[Dataset rows about figures]
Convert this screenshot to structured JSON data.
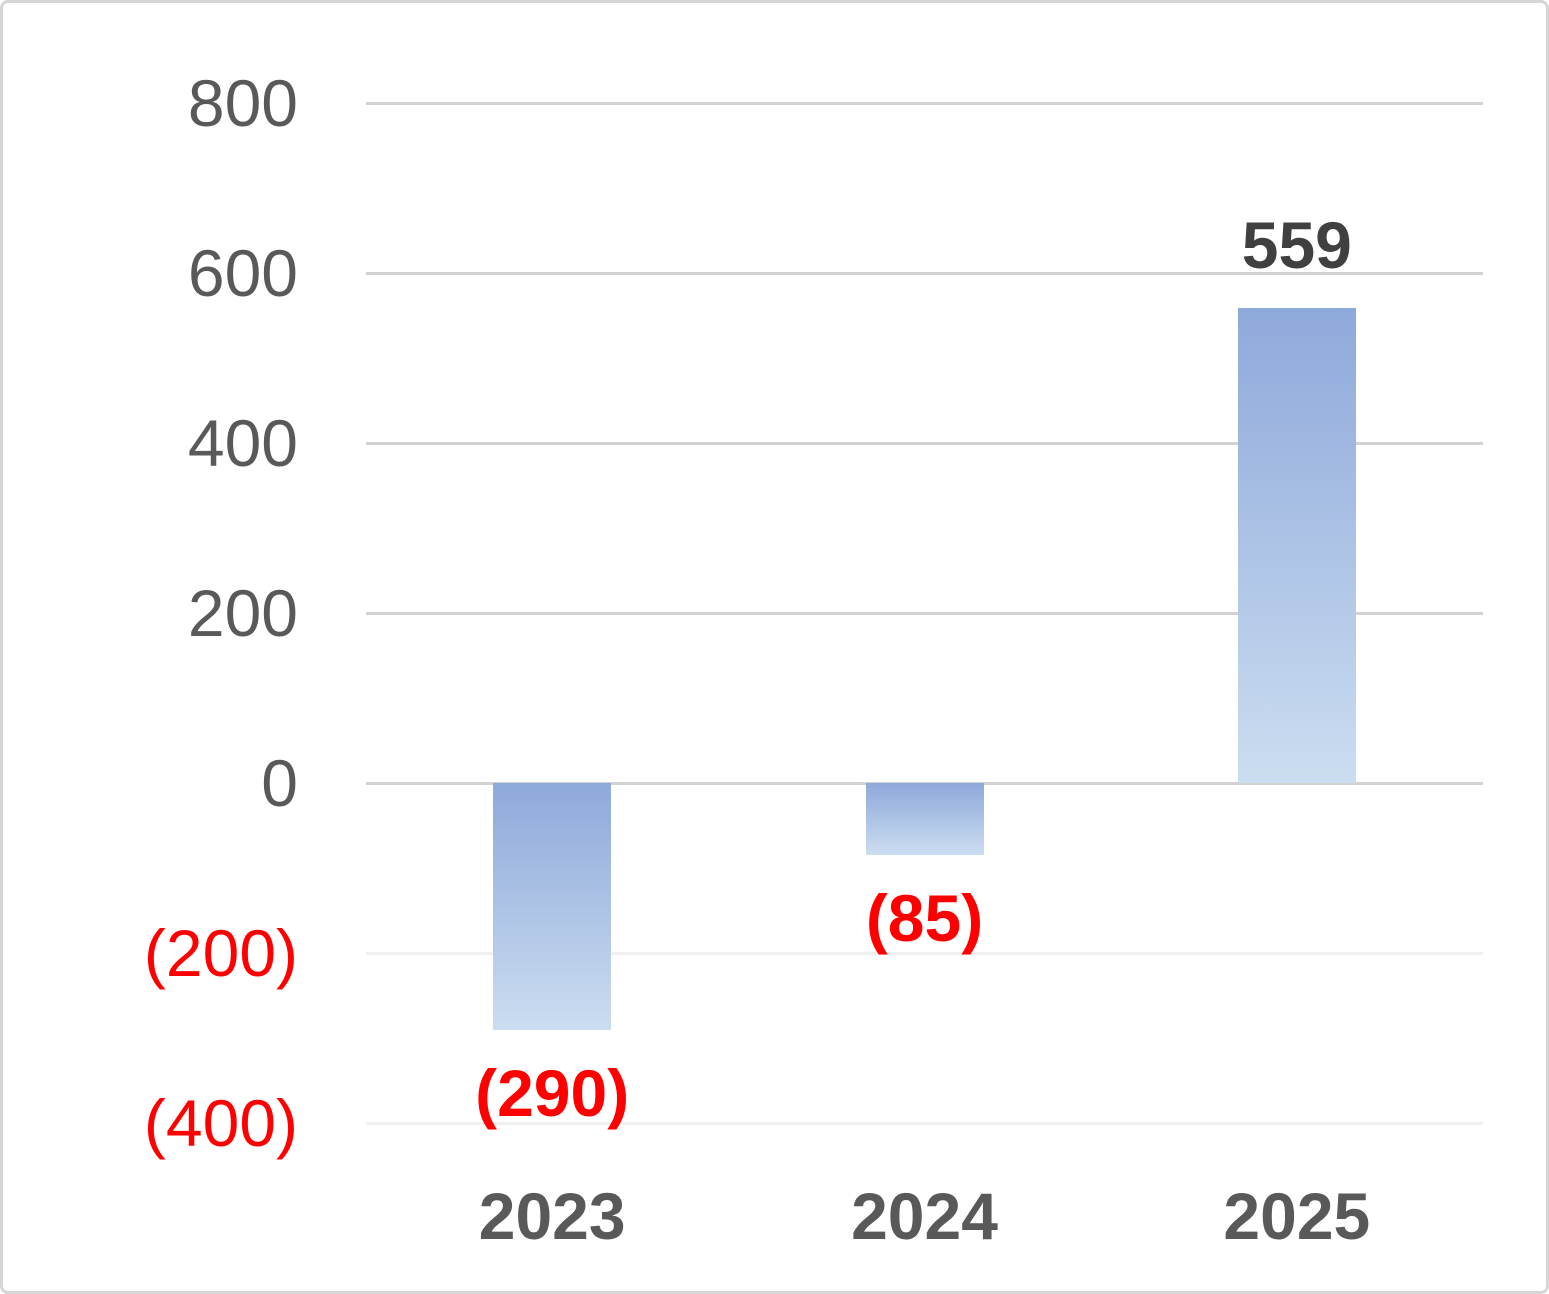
{
  "chart_data": {
    "type": "bar",
    "title": "",
    "xlabel": "",
    "ylabel": "",
    "categories": [
      "2023",
      "2024",
      "2025"
    ],
    "values": [
      -290,
      -85,
      559
    ],
    "data_labels": [
      "(290)",
      "(85)",
      "559"
    ],
    "ylim": [
      -400,
      800
    ],
    "grid": "horizontal",
    "legend": "none",
    "negative_format": "parentheses-red",
    "y_ticks": [
      {
        "value": 800,
        "label": "800",
        "label_color": "#595959",
        "grid_color": "#d2d2d2"
      },
      {
        "value": 600,
        "label": "600",
        "label_color": "#595959",
        "grid_color": "#d2d2d2"
      },
      {
        "value": 400,
        "label": "400",
        "label_color": "#595959",
        "grid_color": "#d2d2d2"
      },
      {
        "value": 200,
        "label": "200",
        "label_color": "#595959",
        "grid_color": "#d2d2d2"
      },
      {
        "value": 0,
        "label": "0",
        "label_color": "#595959",
        "grid_color": "#d2d2d2"
      },
      {
        "value": -200,
        "label": "(200)",
        "label_color": "#ff0000",
        "grid_color": "#f0f0f0"
      },
      {
        "value": -400,
        "label": "(400)",
        "label_color": "#ff0000",
        "grid_color": "#f0f0f0"
      }
    ],
    "colors": {
      "bar_gradient_top": "#8ea9db",
      "bar_gradient_bottom": "#cbddf0",
      "positive_data_label": "#404040",
      "negative_data_label": "#ff0000",
      "category_label": "#595959",
      "frame_border": "#d6d6d6"
    }
  }
}
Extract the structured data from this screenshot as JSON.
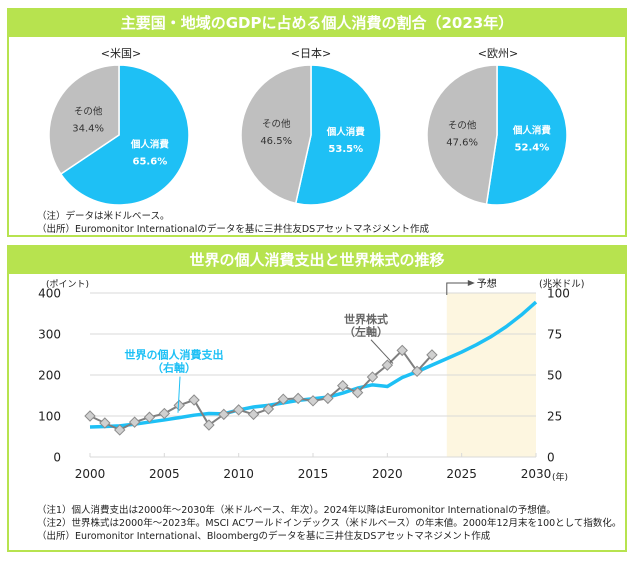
{
  "top_panel": {
    "title": "主要国・地域のGDPに占める個人消費の割合（2023年）",
    "notes": [
      "（注）データは米ドルベース。",
      "（出所）Euromonitor Internationalのデータを基に三井住友DSアセットマネジメント作成"
    ]
  },
  "bottom_panel": {
    "title": "世界の個人消費支出と世界株式の推移",
    "notes": [
      "（注1）個人消費支出は2000年～2030年（米ドルベース、年次）。2024年以降はEuromonitor Internationalの予想値。",
      "（注2）世界株式は2000年～2023年。MSCI ACワールドインデックス（米ドルベース）の年末値。2000年12月末を100として指数化。",
      "（出所）Euromonitor International、Bloombergのデータを基に三井住友DSアセットマネジメント作成"
    ]
  },
  "colors": {
    "accent_green": "#b7e34f",
    "consumption_blue": "#1ec0f5",
    "other_gray": "#bfbfbf",
    "stock_line": "#7f7f7f",
    "marker_fill": "#d0d0d0",
    "forecast_band": "#fdf6e0"
  },
  "chart_data": [
    {
      "type": "pie",
      "title": "<米国>",
      "slices": [
        {
          "label": "個人消費",
          "value": 65.6,
          "display": "65.6%"
        },
        {
          "label": "その他",
          "value": 34.4,
          "display": "34.4%"
        }
      ]
    },
    {
      "type": "pie",
      "title": "<日本>",
      "slices": [
        {
          "label": "個人消費",
          "value": 53.5,
          "display": "53.5%"
        },
        {
          "label": "その他",
          "value": 46.5,
          "display": "46.5%"
        }
      ]
    },
    {
      "type": "pie",
      "title": "<欧州>",
      "slices": [
        {
          "label": "個人消費",
          "value": 52.4,
          "display": "52.4%"
        },
        {
          "label": "その他",
          "value": 47.6,
          "display": "47.6%"
        }
      ]
    },
    {
      "type": "line",
      "title": "世界の個人消費支出と世界株式の推移",
      "xlabel": "(年)",
      "ylabel_left": "(ポイント)",
      "ylabel_right": "(兆米ドル)",
      "xlim": [
        2000,
        2030
      ],
      "ylim_left": [
        0,
        400
      ],
      "ylim_right": [
        0,
        100
      ],
      "x_ticks": [
        2000,
        2005,
        2010,
        2015,
        2020,
        2025,
        2030
      ],
      "y_ticks_left": [
        0,
        100,
        200,
        300,
        400
      ],
      "y_ticks_right": [
        0,
        25,
        50,
        75,
        100
      ],
      "grid": true,
      "forecast_region": {
        "from": 2024,
        "to": 2030,
        "label": "予想"
      },
      "series": [
        {
          "name": "世界株式",
          "annotation": [
            "世界株式",
            "（左軸）"
          ],
          "axis": "left",
          "marker": "diamond",
          "x": [
            2000,
            2001,
            2002,
            2003,
            2004,
            2005,
            2006,
            2007,
            2008,
            2009,
            2010,
            2011,
            2012,
            2013,
            2014,
            2015,
            2016,
            2017,
            2018,
            2019,
            2020,
            2021,
            2022,
            2023
          ],
          "values": [
            100,
            83,
            66,
            85,
            97,
            106,
            126,
            139,
            78,
            104,
            115,
            104,
            117,
            141,
            143,
            137,
            143,
            174,
            157,
            195,
            224,
            260,
            209,
            249
          ]
        },
        {
          "name": "世界の個人消費支出",
          "annotation": [
            "世界の個人消費支出",
            "（右軸）"
          ],
          "axis": "right",
          "x": [
            2000,
            2001,
            2002,
            2003,
            2004,
            2005,
            2006,
            2007,
            2008,
            2009,
            2010,
            2011,
            2012,
            2013,
            2014,
            2015,
            2016,
            2017,
            2018,
            2019,
            2020,
            2021,
            2022,
            2023,
            2024,
            2025,
            2026,
            2027,
            2028,
            2029,
            2030
          ],
          "values": [
            18.3,
            18.6,
            19.0,
            20.0,
            21.3,
            22.6,
            24.0,
            25.5,
            26.5,
            26.3,
            28.7,
            30.5,
            31.5,
            33.0,
            34.5,
            35.5,
            36.5,
            39.0,
            42.0,
            44.0,
            43.0,
            48.5,
            52.0,
            56.0,
            60.0,
            64.0,
            68.5,
            73.5,
            79.5,
            86.5,
            94.5
          ]
        }
      ]
    }
  ]
}
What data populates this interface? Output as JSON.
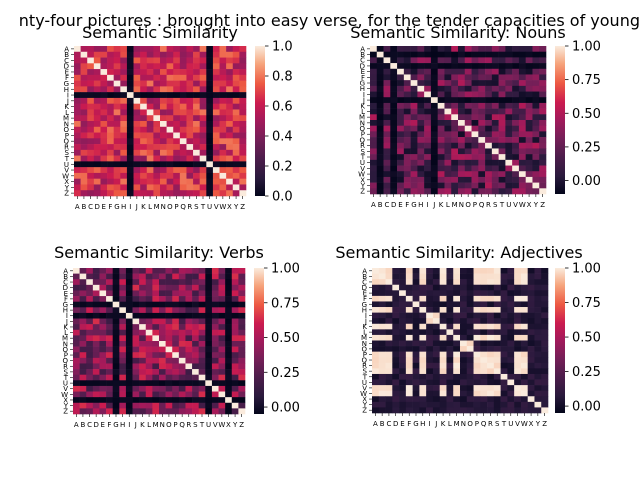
{
  "figure": {
    "suptitle": "Twenty-four pictures : brought into easy verse, for the tender capacities of young children",
    "suptitle_visible": "nty-four pictures : brought into easy verse, for the tender capacities of young"
  },
  "chart_data": [
    {
      "type": "heatmap",
      "title": "Semantic Similarity",
      "x_labels": [
        "A",
        "B",
        "C",
        "D",
        "E",
        "F",
        "G",
        "H",
        "I",
        "J",
        "K",
        "L",
        "M",
        "N",
        "O",
        "P",
        "Q",
        "R",
        "S",
        "T",
        "U",
        "V",
        "W",
        "X",
        "Y",
        "Z"
      ],
      "y_labels": [
        "A",
        "B",
        "C",
        "D",
        "E",
        "F",
        "G",
        "H",
        "I",
        "J",
        "K",
        "L",
        "M",
        "N",
        "O",
        "P",
        "Q",
        "R",
        "S",
        "T",
        "U",
        "V",
        "W",
        "X",
        "Y",
        "Z"
      ],
      "colorbar": {
        "ticks": [
          "0.0",
          "0.2",
          "0.4",
          "0.6",
          "0.8",
          "1.0"
        ],
        "tick_values": [
          0,
          0.2,
          0.4,
          0.6,
          0.8,
          1.0
        ],
        "vmin": 0,
        "vmax": 1
      },
      "diagonal": 1.0,
      "near_zero_rows": [
        "I",
        "U"
      ],
      "near_zero_cols": [
        "I",
        "U"
      ],
      "typical_off_diagonal_range": [
        0.45,
        0.8
      ],
      "seed": 11
    },
    {
      "type": "heatmap",
      "title": "Semantic Similarity: Nouns",
      "x_labels": [
        "A",
        "B",
        "C",
        "D",
        "E",
        "F",
        "G",
        "H",
        "I",
        "J",
        "K",
        "L",
        "M",
        "N",
        "O",
        "P",
        "Q",
        "R",
        "S",
        "T",
        "U",
        "V",
        "W",
        "X",
        "Y",
        "Z"
      ],
      "y_labels": [
        "A",
        "B",
        "C",
        "D",
        "E",
        "F",
        "G",
        "H",
        "I",
        "J",
        "K",
        "L",
        "M",
        "N",
        "O",
        "P",
        "Q",
        "R",
        "S",
        "T",
        "U",
        "V",
        "W",
        "X",
        "Y",
        "Z"
      ],
      "colorbar": {
        "ticks": [
          "0.00",
          "0.25",
          "0.50",
          "0.75",
          "1.00"
        ],
        "tick_values": [
          0,
          0.25,
          0.5,
          0.75,
          1.0
        ],
        "vmin": -0.1,
        "vmax": 1.0
      },
      "diagonal": 1.0,
      "near_zero_rows": [
        "B",
        "D",
        "J"
      ],
      "near_zero_cols": [
        "B",
        "D",
        "J"
      ],
      "typical_off_diagonal_range": [
        -0.05,
        0.5
      ],
      "seed": 23
    },
    {
      "type": "heatmap",
      "title": "Semantic Similarity: Verbs",
      "x_labels": [
        "A",
        "B",
        "C",
        "D",
        "E",
        "F",
        "G",
        "H",
        "I",
        "J",
        "K",
        "L",
        "M",
        "N",
        "O",
        "P",
        "Q",
        "R",
        "S",
        "T",
        "U",
        "V",
        "W",
        "X",
        "Y",
        "Z"
      ],
      "y_labels": [
        "A",
        "B",
        "C",
        "D",
        "E",
        "F",
        "G",
        "H",
        "I",
        "J",
        "K",
        "L",
        "M",
        "N",
        "O",
        "P",
        "Q",
        "R",
        "S",
        "T",
        "U",
        "V",
        "W",
        "X",
        "Y",
        "Z"
      ],
      "colorbar": {
        "ticks": [
          "0.00",
          "0.25",
          "0.50",
          "0.75",
          "1.00"
        ],
        "tick_values": [
          0,
          0.25,
          0.5,
          0.75,
          1.0
        ],
        "vmin": -0.05,
        "vmax": 1.0
      },
      "diagonal": 1.0,
      "near_zero_rows": [
        "G",
        "I",
        "U",
        "X"
      ],
      "near_zero_cols": [
        "G",
        "I",
        "U",
        "X"
      ],
      "typical_off_diagonal_range": [
        0.15,
        0.65
      ],
      "seed": 37
    },
    {
      "type": "heatmap",
      "title": "Semantic Similarity: Adjectives",
      "x_labels": [
        "A",
        "B",
        "C",
        "D",
        "E",
        "F",
        "G",
        "H",
        "I",
        "J",
        "K",
        "L",
        "M",
        "N",
        "O",
        "P",
        "Q",
        "R",
        "S",
        "T",
        "U",
        "V",
        "W",
        "X",
        "Y",
        "Z"
      ],
      "y_labels": [
        "A",
        "B",
        "C",
        "D",
        "E",
        "F",
        "G",
        "H",
        "I",
        "J",
        "K",
        "L",
        "M",
        "N",
        "O",
        "P",
        "Q",
        "R",
        "S",
        "T",
        "U",
        "V",
        "W",
        "X",
        "Y",
        "Z"
      ],
      "colorbar": {
        "ticks": [
          "0.00",
          "0.25",
          "0.50",
          "0.75",
          "1.00"
        ],
        "tick_values": [
          0,
          0.25,
          0.5,
          0.75,
          1.0
        ],
        "vmin": -0.05,
        "vmax": 1.0
      },
      "diagonal": 1.0,
      "block_groups": [
        [
          "A",
          "B",
          "C",
          "F",
          "H",
          "K",
          "M",
          "P",
          "Q",
          "R",
          "S",
          "V",
          "W"
        ],
        [
          "I",
          "J"
        ],
        [
          "N",
          "O"
        ]
      ],
      "block_value": 1.0,
      "cross_value": 0.0,
      "seed": 51
    }
  ]
}
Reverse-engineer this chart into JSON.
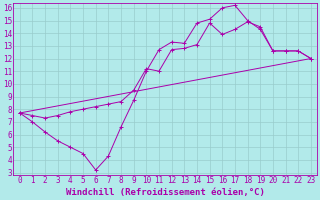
{
  "background_color": "#b2eaea",
  "line_color": "#aa00aa",
  "grid_color": "#99cccc",
  "xlabel": "Windchill (Refroidissement éolien,°C)",
  "xlabel_fontsize": 6.5,
  "tick_fontsize": 5.5,
  "xlim": [
    -0.5,
    23.5
  ],
  "ylim": [
    2.8,
    16.4
  ],
  "xticks": [
    0,
    1,
    2,
    3,
    4,
    5,
    6,
    7,
    8,
    9,
    10,
    11,
    12,
    13,
    14,
    15,
    16,
    17,
    18,
    19,
    20,
    21,
    22,
    23
  ],
  "yticks": [
    3,
    4,
    5,
    6,
    7,
    8,
    9,
    10,
    11,
    12,
    13,
    14,
    15,
    16
  ],
  "line1_x": [
    0,
    1,
    2,
    3,
    4,
    5,
    6,
    7,
    8,
    9,
    10,
    11,
    12,
    13,
    14,
    15,
    16,
    17,
    18,
    19,
    20,
    21,
    22,
    23
  ],
  "line1_y": [
    7.7,
    7.0,
    6.2,
    5.5,
    5.0,
    4.5,
    3.2,
    4.3,
    6.6,
    8.7,
    11.0,
    12.7,
    13.3,
    13.2,
    14.8,
    15.1,
    16.0,
    16.2,
    15.0,
    14.3,
    12.6,
    12.6,
    12.6,
    12.0
  ],
  "line2_x": [
    0,
    1,
    2,
    3,
    4,
    5,
    6,
    7,
    8,
    9,
    10,
    11,
    12,
    13,
    14,
    15,
    16,
    17,
    18,
    19,
    20,
    21,
    22,
    23
  ],
  "line2_y": [
    7.7,
    7.5,
    7.3,
    7.5,
    7.8,
    8.0,
    8.2,
    8.4,
    8.6,
    9.5,
    11.2,
    11.0,
    12.7,
    12.8,
    13.1,
    14.8,
    13.9,
    14.3,
    14.9,
    14.5,
    12.6,
    12.6,
    12.6,
    12.0
  ],
  "line3_x": [
    0,
    23
  ],
  "line3_y": [
    7.7,
    12.0
  ]
}
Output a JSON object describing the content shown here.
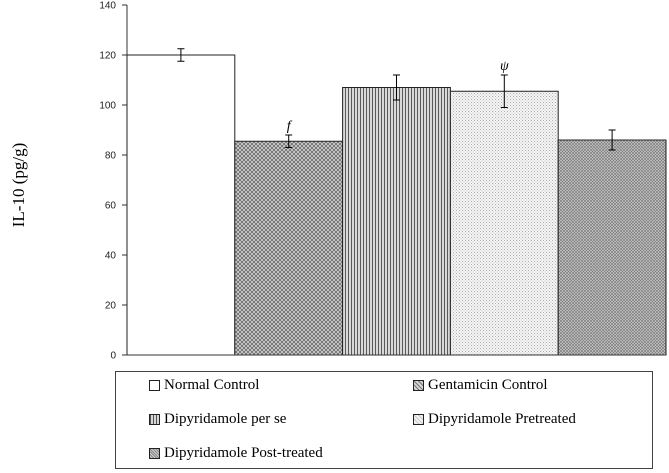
{
  "chart_data": {
    "type": "bar",
    "title": "",
    "xlabel": "",
    "ylabel": "IL-10 (pg/g)",
    "ylim": [
      0,
      140
    ],
    "yticks": [
      0,
      20,
      40,
      60,
      80,
      100,
      120,
      140
    ],
    "grid": false,
    "legend_position": "bottom",
    "bars": [
      {
        "name": "Normal Control",
        "value": 120,
        "error": 2.5,
        "annotation": "",
        "pattern": "white"
      },
      {
        "name": "Gentamicin Control",
        "value": 85.5,
        "error": 2.5,
        "annotation": "f",
        "pattern": "crosshatch"
      },
      {
        "name": "Dipyridamole per se",
        "value": 107,
        "error": 5,
        "annotation": "",
        "pattern": "vertical-lines"
      },
      {
        "name": "Dipyridamole Pretreated",
        "value": 105.5,
        "error": 6.5,
        "annotation": "ψ",
        "pattern": "light-dots"
      },
      {
        "name": "Dipyridamole Post-treated",
        "value": 86,
        "error": 4,
        "annotation": "",
        "pattern": "dense-check"
      }
    ]
  }
}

▶ Task brief
Where a line in the entries holds "pictures", copy that line.

▶ Reply
    "suptitle": "Twenty-four pictures : brought into easy verse, for the tender capacities of young children",
    "suptitle_visible": "nty-four pictures : brought into easy verse, for the tender capacities of young"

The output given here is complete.